Exercise brief:
Please answer from the quantum A to Z glossary: what did Niels Bohr say there is no such thing as?

Extract to read:
===
Quantum Theories: A to Z

D is for ...
Dice

Albert Einstein decided quantum theory couldn’t be right because its reliance on probability means everything is a result of chance. “God doesn’t play dice with the world,” he said.

P is for ...
Probability

Quantum mechanics is a probabilistic theory: it does not give definite answers, but only the probability that an experiment will come up with a particular answer. This was the source of Einstein’s objection that God “does not play dice” with the universe.

T is for ...
Tunnelling

This happens when quantum objects “borrow” energy in order to bypass an obstacle such as a gap in an electrical circuit. It is possible thanks to the uncertainty principle, and enables quantum particles to do things other particles can’t.

M is for ...
Maths

Quantum physics is the study of nature at the very small. Mathematics is one language used to formalise or describe quantum phenomena.

T is for ...
Teleportation

Quantum tricks allow a particle to be transported from one location to another without passing through the intervening space – or that’s how it appears. The reality is that the process is more like faxing, where the information held by one particle is written onto a distant particle.

Q is for ...
Qubit

One quantum bit of information is known as a qubit (pronounced Q-bit). The ability of quantum particles to exist in many different states at once means a single quantum object can represent multiple qubits at once, opening up the possibility of extremely fast information processing.

S is for ...
Schrödinger’s Cat

A hypothetical experiment in which a cat kept in a closed box can be alive and dead at the same time – as long as nobody lifts the lid to take a look.

O is for ...
Objective reality

Niels Bohr, one of the founding fathers of quantum physics, said there is no such thing as objective reality. All we can talk about, he said, is the results of measurements we make.
===
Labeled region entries
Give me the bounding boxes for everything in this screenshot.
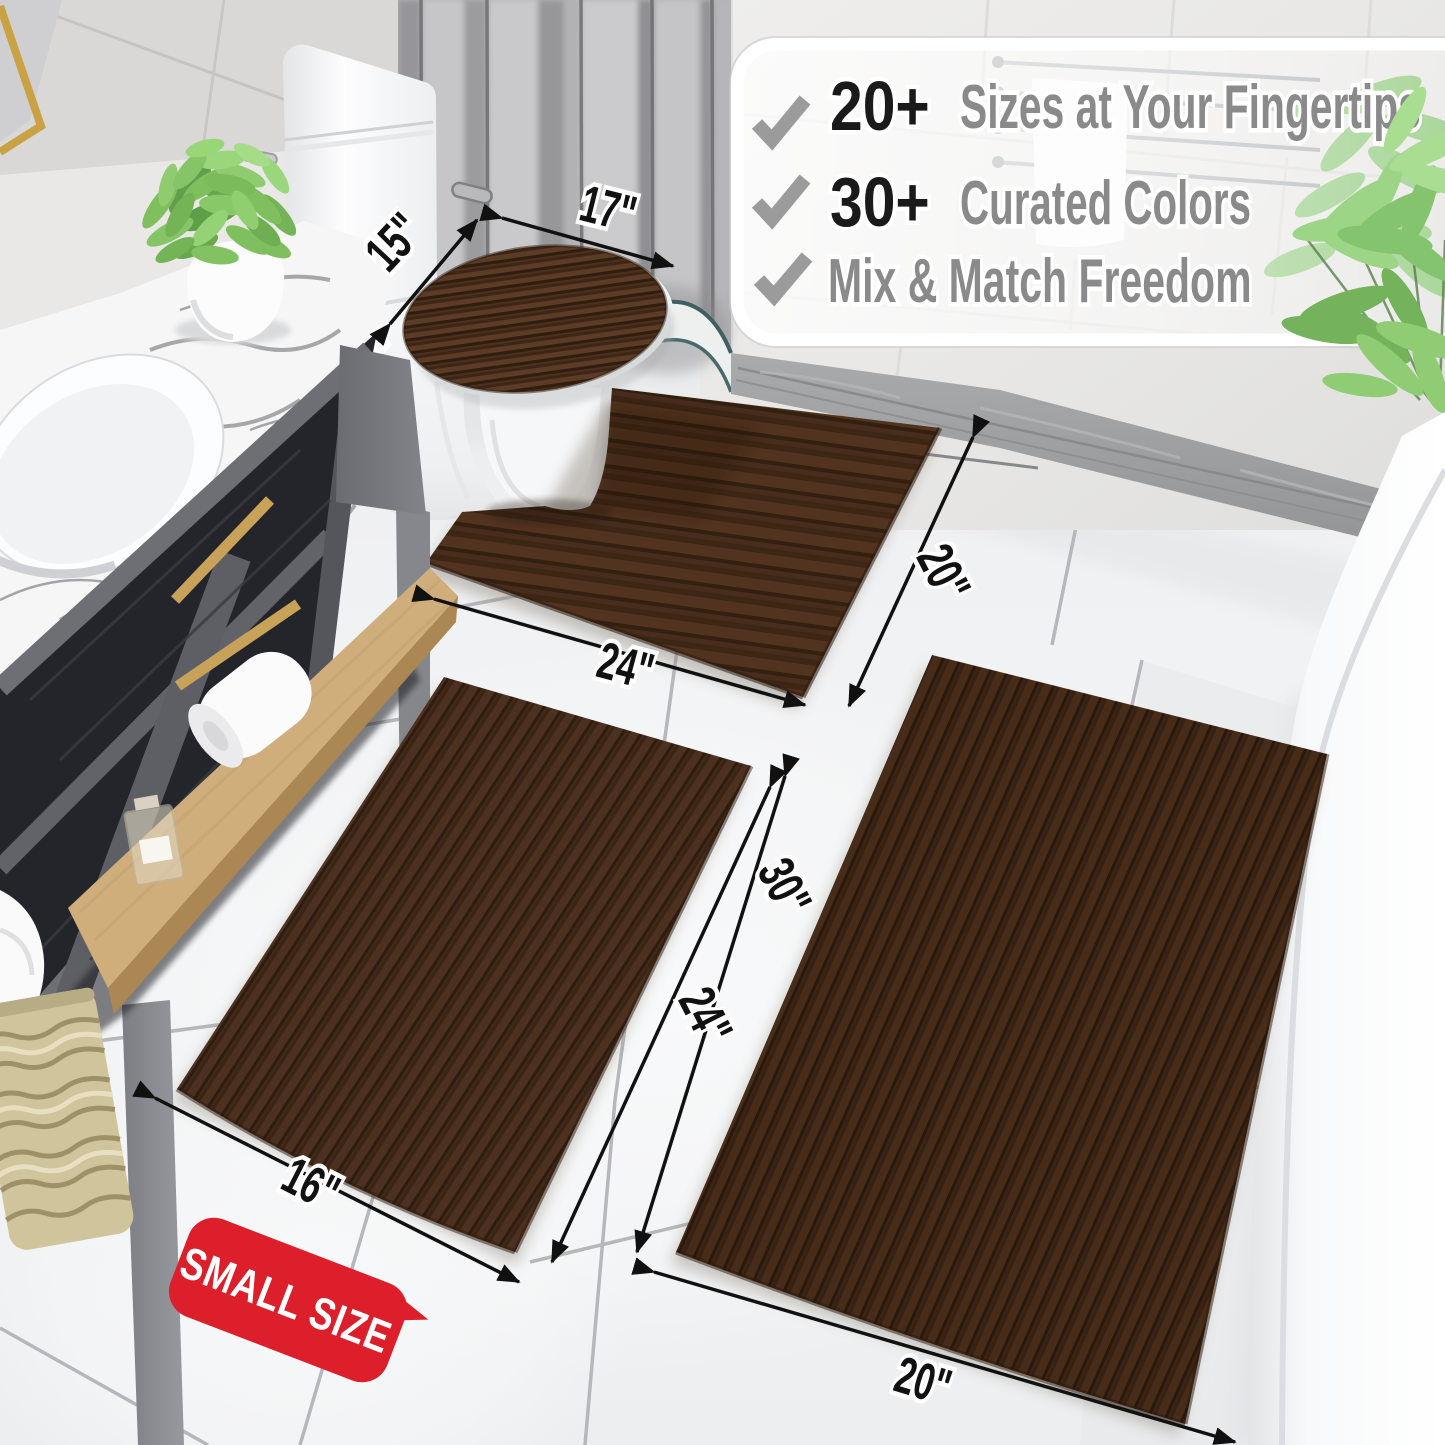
svg-text:Curated Colors: Curated Colors (960, 169, 1251, 238)
svg-text:30+: 30+ (830, 162, 930, 241)
svg-text:Sizes at Your Fingertips: Sizes at Your Fingertips (960, 72, 1421, 142)
svg-text:Mix & Match Freedom: Mix & Match Freedom (828, 247, 1252, 317)
svg-text:20+: 20+ (830, 66, 930, 145)
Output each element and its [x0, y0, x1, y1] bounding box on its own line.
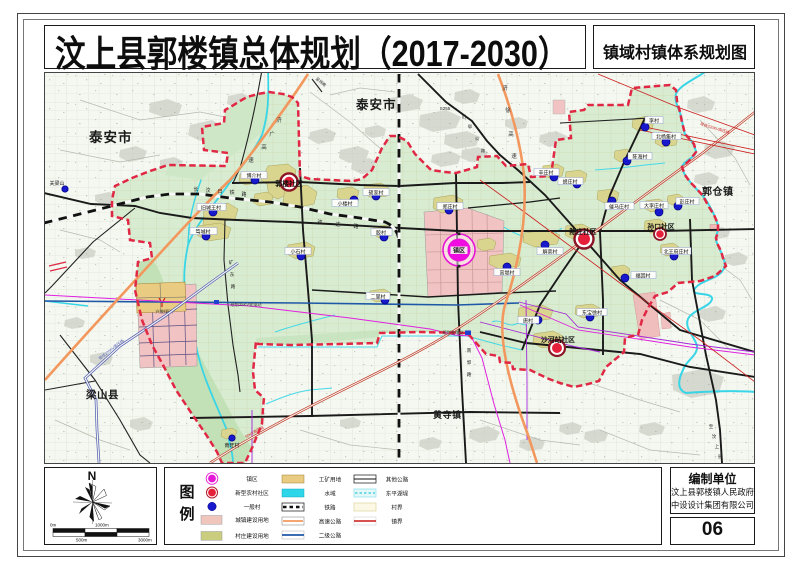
svg-text:彭庄村: 彭庄村: [679, 199, 694, 206]
svg-text:南: 南: [467, 347, 472, 353]
svg-text:村界: 村界: [391, 503, 403, 511]
svg-text:李村: 李村: [649, 118, 659, 125]
svg-text:村庄建设用地: 村庄建设用地: [235, 532, 269, 540]
svg-text:3000m: 3000m: [138, 538, 152, 543]
svg-text:0m: 0m: [50, 523, 57, 528]
svg-text:高: 高: [261, 143, 267, 151]
svg-text:镇区: 镇区: [246, 475, 258, 483]
svg-text:新型农村社区: 新型农村社区: [235, 489, 269, 497]
svg-text:济: 济: [276, 116, 282, 124]
svg-text:笃城村: 笃城村: [195, 229, 210, 236]
svg-text:上: 上: [715, 443, 720, 449]
svg-text:泰安市: 泰安市: [88, 129, 133, 145]
svg-text:东宝徐村: 东宝徐村: [582, 310, 602, 317]
svg-text:小石村: 小石村: [290, 249, 305, 256]
svg-text:徐: 徐: [505, 106, 511, 114]
svg-text:郭: 郭: [467, 359, 472, 366]
svg-text:梁山县: 梁山县: [85, 388, 119, 401]
svg-text:规划变电站: 规划变电站: [443, 329, 464, 336]
svg-text:二里村: 二里村: [370, 294, 385, 301]
svg-text:关梁山: 关梁山: [49, 180, 64, 187]
svg-text:高: 高: [508, 130, 514, 138]
svg-text:南旺村: 南旺村: [224, 442, 239, 449]
svg-text:唐村: 唐村: [523, 318, 533, 325]
svg-text:铁路: 铁路: [324, 503, 336, 511]
svg-text:路: 路: [231, 283, 236, 290]
svg-text:汶: 汶: [712, 433, 717, 440]
svg-text:镇区: 镇区: [453, 247, 465, 255]
svg-text:汶: 汶: [205, 187, 210, 194]
svg-text:博介村: 博介村: [246, 173, 261, 180]
svg-text:长: 长: [193, 186, 198, 193]
svg-text:速: 速: [248, 157, 254, 164]
svg-text:解卖村: 解卖村: [542, 249, 557, 256]
svg-text:济: 济: [502, 84, 508, 92]
svg-text:速: 速: [511, 153, 517, 160]
svg-text:S255: S255: [440, 106, 451, 111]
svg-text:水域: 水域: [324, 489, 336, 497]
svg-text:催马庄村: 催马庄村: [609, 204, 629, 211]
svg-text:N: N: [88, 469, 97, 483]
svg-text:高速公路: 高速公路: [319, 517, 342, 525]
svg-text:至: 至: [709, 424, 714, 429]
svg-text:胡庄村: 胡庄村: [562, 179, 577, 186]
svg-text:福因村: 福因村: [635, 273, 650, 280]
svg-text:旧: 旧: [462, 113, 466, 120]
svg-text:郭仓镇: 郭仓镇: [702, 185, 734, 198]
svg-text:陈庄社区: 陈庄社区: [569, 227, 596, 236]
svg-text:硕家村: 硕家村: [368, 190, 383, 197]
svg-text:达: 达: [335, 221, 340, 228]
svg-text:广: 广: [269, 130, 275, 138]
svg-text:孙口社区: 孙口社区: [647, 222, 674, 231]
svg-text:郓: 郓: [468, 123, 472, 130]
svg-text:北王府庄村: 北王府庄村: [663, 249, 688, 256]
svg-text:工矿用地: 工矿用地: [319, 475, 342, 483]
svg-text:二级公路: 二级公路: [319, 531, 342, 539]
svg-text:旧城王村: 旧城王村: [201, 205, 221, 212]
svg-text:泰安市: 泰安市: [355, 97, 397, 112]
svg-text:大李庄村: 大李庄村: [644, 203, 664, 210]
svg-text:路: 路: [353, 223, 358, 230]
svg-text:北杨集村: 北杨集村: [656, 134, 676, 141]
svg-text:弥: 弥: [317, 219, 322, 226]
svg-text:图: 图: [179, 484, 194, 501]
svg-text:一般村: 一般村: [244, 503, 261, 511]
svg-text:规划35KV变电站: 规划35KV变电站: [230, 301, 261, 308]
svg-text:城镇建设用地: 城镇建设用地: [235, 516, 269, 524]
svg-text:1000m: 1000m: [95, 523, 109, 528]
svg-text:日: 日: [217, 189, 222, 195]
svg-text:东平湖堤: 东平湖堤: [386, 489, 409, 497]
svg-text:矿: 矿: [229, 259, 234, 266]
svg-text:小楼村: 小楼村: [337, 201, 352, 208]
svg-text:高堤村: 高堤村: [499, 270, 514, 277]
svg-text:镇界: 镇界: [391, 517, 403, 525]
svg-text:辛庄村: 辛庄村: [538, 170, 553, 177]
svg-text:铁: 铁: [229, 189, 234, 196]
svg-text:例: 例: [179, 505, 194, 523]
svg-text:胶村: 胶村: [376, 230, 386, 237]
svg-text:沙河站社区: 沙河站社区: [541, 335, 575, 344]
svg-text:陈海村: 陈海村: [632, 154, 647, 161]
svg-text:东: 东: [230, 271, 235, 277]
svg-text:路: 路: [467, 371, 472, 378]
svg-text:郭楼社区: 郭楼社区: [275, 179, 302, 188]
svg-text:其他公路: 其他公路: [386, 475, 409, 483]
svg-text:500m: 500m: [76, 538, 88, 543]
svg-text:路: 路: [241, 191, 246, 198]
svg-text:郑庄村: 郑庄村: [442, 204, 457, 211]
svg-text:黄寺镇: 黄寺镇: [433, 409, 462, 420]
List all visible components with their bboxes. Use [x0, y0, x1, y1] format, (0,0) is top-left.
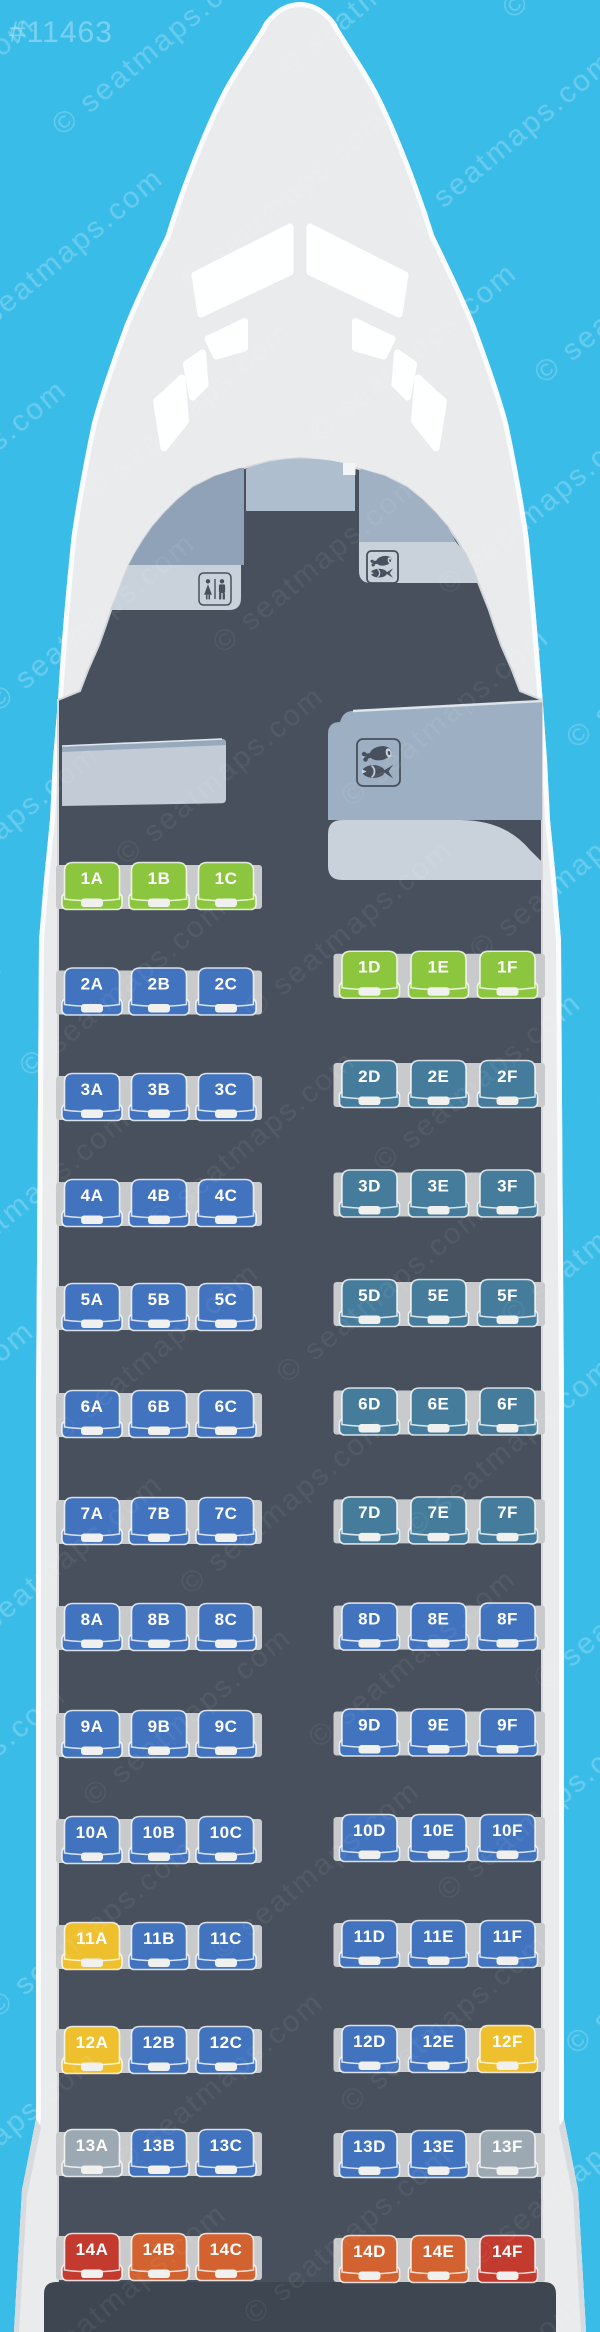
svg-text:#11463: #11463	[9, 16, 113, 49]
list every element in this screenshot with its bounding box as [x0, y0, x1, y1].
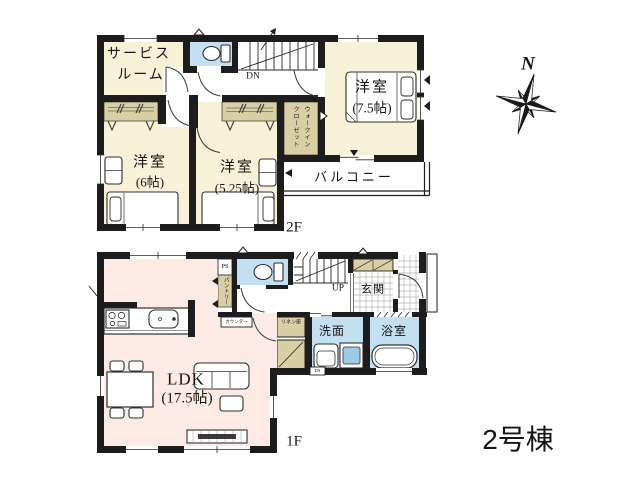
closet-bedroom6: [104, 102, 158, 121]
drain: [159, 318, 162, 321]
toilet-bowl: [203, 47, 220, 61]
label-bedroom6-name: 洋室: [133, 156, 167, 171]
wall-stairs-genkan: [348, 252, 353, 273]
label-wic-1: ウォークイン: [303, 106, 309, 148]
wall-service-bottom: [104, 95, 158, 102]
window-arrow-b: [424, 101, 430, 111]
porch-step: [427, 254, 437, 312]
label-bedroom6-size: (6帖): [136, 176, 164, 189]
vent-toilet1f: [238, 247, 248, 253]
chair: [129, 408, 143, 418]
label-linen: リネン庫: [281, 321, 301, 326]
wall-mid-b: [222, 95, 325, 102]
door-toilet2f: [198, 72, 221, 96]
faucet: [172, 317, 176, 321]
wall-525-right: [277, 95, 284, 231]
label-building-number: 2号棟: [482, 426, 554, 454]
tv: [198, 434, 236, 439]
wall-hall-ldk-b: [277, 312, 310, 317]
toilet-bowl: [254, 265, 272, 280]
label-counter: カウンター: [225, 320, 248, 325]
wall-toilet1-bottom-b: [266, 285, 288, 289]
wall-toilet2-right: [232, 42, 238, 73]
label-stairs-dn: DN: [246, 72, 260, 82]
wall-hall-ldk-c: [332, 312, 374, 317]
label-balcony: バルコニー: [314, 171, 394, 184]
wall-jamb-6: [158, 95, 166, 124]
label-compass-north: N: [521, 55, 535, 74]
label-ldk-name: LDK: [167, 371, 205, 388]
coffee-table: [220, 396, 243, 411]
floorplan-drawing: [0, 0, 640, 480]
balcony-slider: [340, 155, 374, 162]
chair: [129, 361, 143, 371]
vanity-bowl: [343, 347, 360, 364]
wall-jamb-525: [192, 102, 198, 128]
door-toilet1f: [241, 288, 265, 312]
floorplan-canvas: サービス ルーム 洋室 (6帖) 洋室 (5.25帖) 洋室 (7.5帖) ウォ…: [0, 0, 640, 480]
label-service-room-2: ルーム: [117, 69, 165, 83]
pillow: [110, 197, 121, 221]
stairs-down-arrow: [270, 28, 276, 35]
label-wic-2: クローゼット: [292, 106, 298, 148]
wall-kitchen-half-v: [188, 300, 195, 337]
walkin-closet-floor: [284, 102, 318, 155]
vent-genkan: [358, 248, 368, 254]
window-arrow-a: [424, 75, 430, 85]
wall-1f-left: [97, 252, 104, 453]
exterior-vent-mark: [89, 286, 97, 296]
label-service-room-1: サービス: [107, 48, 171, 62]
wall-toilet2-bottom-a: [190, 66, 197, 73]
wall-linen-wash: [305, 317, 312, 370]
label-bedroom75-size: (7.5帖): [352, 101, 391, 115]
wall-toilet1-stairs: [288, 259, 293, 285]
label-washroom: 洗面: [319, 325, 345, 337]
label-bedroom525-size: (5.25帖): [215, 182, 259, 195]
pillow: [401, 77, 413, 96]
label-genkan: 玄関: [361, 285, 385, 296]
wall-hall-ldk-a: [218, 312, 252, 317]
label-bathroom: 浴室: [381, 325, 407, 337]
wall-hall-ldk-d: [412, 312, 427, 317]
wall-kitchen-half-h: [103, 302, 137, 308]
wall-service-right: [183, 35, 190, 73]
wall-pantry-toilet: [232, 259, 237, 312]
stove-grill: [118, 322, 126, 327]
genkan-step-lines: [351, 273, 354, 312]
slider-washroom: [310, 312, 332, 317]
toilet-tank: [221, 45, 230, 62]
wall-2f-bottom: [97, 224, 284, 231]
doorway-75: [318, 68, 325, 97]
chair: [110, 408, 124, 418]
door-bedroom75: [294, 71, 318, 97]
label-bedroom525-name: 洋室: [220, 161, 254, 176]
dining-table: [107, 372, 153, 407]
toilet-tank: [274, 263, 283, 281]
label-stairs-up: UP: [332, 284, 344, 294]
pillow: [401, 100, 413, 119]
wall-2f-left: [97, 35, 104, 231]
wall-genkan-porch-a: [393, 270, 398, 274]
label-pipe-space: PS: [221, 264, 228, 271]
wall-toilet1-bottom-a: [237, 285, 240, 289]
porch-tile-grid: [398, 255, 419, 312]
chair: [110, 361, 124, 371]
stairs-1f: [293, 259, 348, 283]
label-floor-1f: 1F: [286, 435, 302, 450]
label-floor-2f: 2F: [286, 221, 302, 236]
label-bedroom75-name: 洋室: [355, 81, 389, 96]
vent-toilet2f: [194, 29, 204, 35]
label-duct-space: DS: [315, 369, 321, 374]
pillow: [263, 197, 274, 221]
label-ldk-size: (17.5帖): [161, 392, 212, 407]
compass-rose: [488, 66, 564, 142]
wall-genkan-porch-b: [393, 299, 398, 312]
label-pantry: パントリー: [222, 277, 228, 305]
===
Answer to this exercise:
Objective reality.